Your task is to count the lines of the entries below that include the word "oružja" and to give only the resulting number.

═══ Data lines

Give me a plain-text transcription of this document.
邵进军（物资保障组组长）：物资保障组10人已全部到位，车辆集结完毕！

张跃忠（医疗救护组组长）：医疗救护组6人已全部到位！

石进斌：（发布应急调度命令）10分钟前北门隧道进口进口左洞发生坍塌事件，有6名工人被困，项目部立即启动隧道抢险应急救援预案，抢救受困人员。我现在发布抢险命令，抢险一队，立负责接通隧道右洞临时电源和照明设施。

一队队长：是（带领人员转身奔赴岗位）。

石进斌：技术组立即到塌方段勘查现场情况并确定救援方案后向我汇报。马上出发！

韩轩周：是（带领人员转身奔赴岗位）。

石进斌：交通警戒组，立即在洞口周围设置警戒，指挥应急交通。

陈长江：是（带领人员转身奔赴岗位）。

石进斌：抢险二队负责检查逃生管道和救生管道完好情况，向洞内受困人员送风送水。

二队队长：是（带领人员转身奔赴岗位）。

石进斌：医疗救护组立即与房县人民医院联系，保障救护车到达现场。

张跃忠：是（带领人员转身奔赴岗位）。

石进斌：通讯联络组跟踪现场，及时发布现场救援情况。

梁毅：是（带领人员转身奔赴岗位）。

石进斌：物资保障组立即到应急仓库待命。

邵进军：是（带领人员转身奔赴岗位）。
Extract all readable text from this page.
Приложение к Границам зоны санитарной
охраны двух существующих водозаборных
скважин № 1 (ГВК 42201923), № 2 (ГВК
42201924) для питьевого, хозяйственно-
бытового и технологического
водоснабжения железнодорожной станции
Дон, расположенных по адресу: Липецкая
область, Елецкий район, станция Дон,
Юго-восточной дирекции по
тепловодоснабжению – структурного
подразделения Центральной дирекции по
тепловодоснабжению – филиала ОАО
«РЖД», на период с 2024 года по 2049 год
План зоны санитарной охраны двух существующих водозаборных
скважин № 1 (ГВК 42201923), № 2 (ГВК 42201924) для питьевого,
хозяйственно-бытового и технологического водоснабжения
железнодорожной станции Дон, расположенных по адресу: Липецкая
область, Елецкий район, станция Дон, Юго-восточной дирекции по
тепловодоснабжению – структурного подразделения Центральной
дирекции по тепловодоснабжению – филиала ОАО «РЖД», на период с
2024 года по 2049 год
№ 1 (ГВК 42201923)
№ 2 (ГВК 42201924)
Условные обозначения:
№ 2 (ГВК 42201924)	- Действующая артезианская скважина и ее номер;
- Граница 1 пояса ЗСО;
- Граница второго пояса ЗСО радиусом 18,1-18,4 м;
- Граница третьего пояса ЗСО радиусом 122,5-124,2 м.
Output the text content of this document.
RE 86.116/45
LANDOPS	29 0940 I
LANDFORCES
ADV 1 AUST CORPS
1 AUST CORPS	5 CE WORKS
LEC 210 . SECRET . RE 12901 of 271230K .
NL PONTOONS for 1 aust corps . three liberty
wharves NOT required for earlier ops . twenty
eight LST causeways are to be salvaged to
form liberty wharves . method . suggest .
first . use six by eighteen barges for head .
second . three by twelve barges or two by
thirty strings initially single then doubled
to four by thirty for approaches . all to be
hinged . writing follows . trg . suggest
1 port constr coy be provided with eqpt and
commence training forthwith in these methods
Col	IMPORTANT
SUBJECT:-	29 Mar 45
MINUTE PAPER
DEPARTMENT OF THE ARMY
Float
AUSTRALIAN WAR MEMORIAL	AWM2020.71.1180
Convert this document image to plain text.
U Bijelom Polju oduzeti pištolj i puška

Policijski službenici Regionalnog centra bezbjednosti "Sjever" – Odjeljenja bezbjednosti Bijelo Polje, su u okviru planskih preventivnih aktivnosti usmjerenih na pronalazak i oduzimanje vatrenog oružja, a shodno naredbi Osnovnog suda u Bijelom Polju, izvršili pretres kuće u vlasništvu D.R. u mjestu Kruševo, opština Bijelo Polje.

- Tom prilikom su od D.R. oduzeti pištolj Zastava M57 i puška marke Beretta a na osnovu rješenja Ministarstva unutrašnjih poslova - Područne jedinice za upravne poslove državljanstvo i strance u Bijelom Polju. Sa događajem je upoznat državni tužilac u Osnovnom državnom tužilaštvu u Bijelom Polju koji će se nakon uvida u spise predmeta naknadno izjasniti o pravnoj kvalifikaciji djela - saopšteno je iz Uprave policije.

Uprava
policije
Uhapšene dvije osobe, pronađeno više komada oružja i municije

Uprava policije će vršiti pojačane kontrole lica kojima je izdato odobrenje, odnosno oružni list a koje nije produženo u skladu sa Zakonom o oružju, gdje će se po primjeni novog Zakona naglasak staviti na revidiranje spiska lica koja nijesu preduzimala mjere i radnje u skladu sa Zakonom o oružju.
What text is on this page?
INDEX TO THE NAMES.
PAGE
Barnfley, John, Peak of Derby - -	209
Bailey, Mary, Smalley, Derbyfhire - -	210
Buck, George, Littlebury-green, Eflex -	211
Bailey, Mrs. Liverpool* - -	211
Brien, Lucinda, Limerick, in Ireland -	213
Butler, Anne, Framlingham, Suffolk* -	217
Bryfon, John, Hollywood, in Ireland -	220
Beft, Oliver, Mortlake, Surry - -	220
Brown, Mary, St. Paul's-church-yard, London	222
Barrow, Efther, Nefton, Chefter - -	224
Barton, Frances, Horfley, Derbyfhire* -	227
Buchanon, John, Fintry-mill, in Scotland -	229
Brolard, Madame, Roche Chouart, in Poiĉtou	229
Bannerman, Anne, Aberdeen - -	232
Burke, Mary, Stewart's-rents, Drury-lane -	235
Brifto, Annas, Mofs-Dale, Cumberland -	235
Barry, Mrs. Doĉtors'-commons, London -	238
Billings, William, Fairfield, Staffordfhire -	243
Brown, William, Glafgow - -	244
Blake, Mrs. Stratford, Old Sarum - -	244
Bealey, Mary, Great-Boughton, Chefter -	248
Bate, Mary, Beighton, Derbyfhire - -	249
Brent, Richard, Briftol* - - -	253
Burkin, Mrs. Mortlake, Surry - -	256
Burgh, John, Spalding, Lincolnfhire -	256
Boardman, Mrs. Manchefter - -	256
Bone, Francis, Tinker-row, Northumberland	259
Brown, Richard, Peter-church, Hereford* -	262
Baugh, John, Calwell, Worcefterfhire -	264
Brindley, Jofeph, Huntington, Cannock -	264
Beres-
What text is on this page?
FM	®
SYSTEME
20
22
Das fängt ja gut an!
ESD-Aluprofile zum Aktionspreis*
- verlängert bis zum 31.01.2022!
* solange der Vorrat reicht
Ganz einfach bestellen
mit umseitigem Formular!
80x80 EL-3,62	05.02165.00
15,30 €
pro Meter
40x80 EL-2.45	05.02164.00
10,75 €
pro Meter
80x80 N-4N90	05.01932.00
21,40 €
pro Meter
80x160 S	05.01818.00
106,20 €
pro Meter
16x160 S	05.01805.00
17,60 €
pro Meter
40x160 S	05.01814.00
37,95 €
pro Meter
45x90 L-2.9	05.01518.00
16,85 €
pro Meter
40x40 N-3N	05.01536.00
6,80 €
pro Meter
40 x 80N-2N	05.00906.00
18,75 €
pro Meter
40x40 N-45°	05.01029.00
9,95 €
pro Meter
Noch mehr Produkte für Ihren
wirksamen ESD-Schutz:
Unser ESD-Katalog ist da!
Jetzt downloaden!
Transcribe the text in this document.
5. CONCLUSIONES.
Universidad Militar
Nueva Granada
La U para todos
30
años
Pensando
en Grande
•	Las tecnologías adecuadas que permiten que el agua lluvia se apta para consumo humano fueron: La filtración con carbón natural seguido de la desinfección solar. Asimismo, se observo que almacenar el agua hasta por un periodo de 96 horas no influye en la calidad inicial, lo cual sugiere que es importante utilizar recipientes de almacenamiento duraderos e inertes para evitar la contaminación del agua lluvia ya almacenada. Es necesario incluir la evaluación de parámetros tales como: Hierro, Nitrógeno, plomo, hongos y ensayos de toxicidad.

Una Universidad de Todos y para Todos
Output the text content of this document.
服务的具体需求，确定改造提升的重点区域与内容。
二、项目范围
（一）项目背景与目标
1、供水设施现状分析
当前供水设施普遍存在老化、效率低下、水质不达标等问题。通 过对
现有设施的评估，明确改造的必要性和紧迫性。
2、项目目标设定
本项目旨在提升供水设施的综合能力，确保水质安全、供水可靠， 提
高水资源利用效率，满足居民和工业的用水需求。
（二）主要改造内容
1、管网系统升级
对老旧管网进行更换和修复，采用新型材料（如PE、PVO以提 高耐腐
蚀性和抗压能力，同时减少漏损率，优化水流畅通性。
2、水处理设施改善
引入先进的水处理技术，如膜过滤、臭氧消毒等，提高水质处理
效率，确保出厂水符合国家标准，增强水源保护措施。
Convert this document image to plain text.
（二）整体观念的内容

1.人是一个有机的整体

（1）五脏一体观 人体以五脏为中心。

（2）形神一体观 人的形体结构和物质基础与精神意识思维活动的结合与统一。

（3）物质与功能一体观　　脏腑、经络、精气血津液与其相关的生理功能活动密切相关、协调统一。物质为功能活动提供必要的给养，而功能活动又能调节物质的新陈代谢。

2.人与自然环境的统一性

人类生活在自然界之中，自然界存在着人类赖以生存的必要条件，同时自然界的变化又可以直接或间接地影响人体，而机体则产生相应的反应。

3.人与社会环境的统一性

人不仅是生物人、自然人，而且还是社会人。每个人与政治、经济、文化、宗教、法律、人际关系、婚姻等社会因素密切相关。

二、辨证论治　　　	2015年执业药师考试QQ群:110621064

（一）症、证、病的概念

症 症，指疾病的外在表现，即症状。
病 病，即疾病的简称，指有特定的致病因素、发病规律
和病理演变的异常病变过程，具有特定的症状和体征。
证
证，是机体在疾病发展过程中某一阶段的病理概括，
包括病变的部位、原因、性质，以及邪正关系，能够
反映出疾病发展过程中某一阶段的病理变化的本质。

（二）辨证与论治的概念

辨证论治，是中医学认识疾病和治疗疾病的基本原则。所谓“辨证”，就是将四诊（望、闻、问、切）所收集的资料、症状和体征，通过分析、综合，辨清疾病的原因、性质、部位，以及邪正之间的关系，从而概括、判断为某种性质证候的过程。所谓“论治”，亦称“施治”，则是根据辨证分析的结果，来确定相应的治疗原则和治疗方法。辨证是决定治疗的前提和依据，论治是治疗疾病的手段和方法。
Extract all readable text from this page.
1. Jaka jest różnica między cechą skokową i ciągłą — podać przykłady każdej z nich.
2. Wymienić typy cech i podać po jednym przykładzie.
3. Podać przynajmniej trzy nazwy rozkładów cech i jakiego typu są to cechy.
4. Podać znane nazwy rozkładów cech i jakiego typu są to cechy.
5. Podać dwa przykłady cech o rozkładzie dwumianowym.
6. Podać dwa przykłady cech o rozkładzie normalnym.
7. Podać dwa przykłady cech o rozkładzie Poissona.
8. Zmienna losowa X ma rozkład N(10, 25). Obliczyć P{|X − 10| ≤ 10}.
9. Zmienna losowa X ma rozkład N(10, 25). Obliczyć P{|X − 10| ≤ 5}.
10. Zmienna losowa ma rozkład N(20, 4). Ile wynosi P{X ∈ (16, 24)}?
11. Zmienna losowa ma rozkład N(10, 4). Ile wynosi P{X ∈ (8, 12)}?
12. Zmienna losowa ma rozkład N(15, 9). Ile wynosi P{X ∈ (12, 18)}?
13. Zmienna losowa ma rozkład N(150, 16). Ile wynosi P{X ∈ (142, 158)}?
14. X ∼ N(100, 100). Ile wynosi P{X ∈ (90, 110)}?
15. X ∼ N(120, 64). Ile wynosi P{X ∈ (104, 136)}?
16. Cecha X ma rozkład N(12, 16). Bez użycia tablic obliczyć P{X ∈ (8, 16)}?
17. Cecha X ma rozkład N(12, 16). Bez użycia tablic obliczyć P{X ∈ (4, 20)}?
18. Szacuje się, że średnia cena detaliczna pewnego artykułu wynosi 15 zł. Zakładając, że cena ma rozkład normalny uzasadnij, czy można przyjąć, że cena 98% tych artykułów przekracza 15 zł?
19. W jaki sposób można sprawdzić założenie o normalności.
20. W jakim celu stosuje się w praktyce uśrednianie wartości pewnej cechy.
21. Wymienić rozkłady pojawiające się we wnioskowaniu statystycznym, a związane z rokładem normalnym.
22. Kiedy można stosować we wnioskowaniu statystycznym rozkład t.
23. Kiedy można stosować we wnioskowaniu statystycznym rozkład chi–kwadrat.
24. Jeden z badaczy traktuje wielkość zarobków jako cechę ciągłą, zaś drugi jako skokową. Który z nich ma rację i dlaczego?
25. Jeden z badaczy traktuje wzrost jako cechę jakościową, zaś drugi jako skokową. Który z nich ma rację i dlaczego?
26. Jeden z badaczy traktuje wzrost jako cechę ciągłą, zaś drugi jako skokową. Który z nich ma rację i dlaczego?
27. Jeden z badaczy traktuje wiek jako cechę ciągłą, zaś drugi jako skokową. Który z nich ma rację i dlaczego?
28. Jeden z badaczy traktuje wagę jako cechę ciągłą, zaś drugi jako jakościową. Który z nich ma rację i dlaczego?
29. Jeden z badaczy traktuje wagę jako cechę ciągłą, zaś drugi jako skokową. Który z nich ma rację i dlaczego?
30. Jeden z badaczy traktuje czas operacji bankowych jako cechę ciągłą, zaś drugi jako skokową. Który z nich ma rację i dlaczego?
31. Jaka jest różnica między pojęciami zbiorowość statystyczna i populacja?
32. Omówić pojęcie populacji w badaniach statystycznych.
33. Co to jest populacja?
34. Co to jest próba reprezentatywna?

══════

Output –
2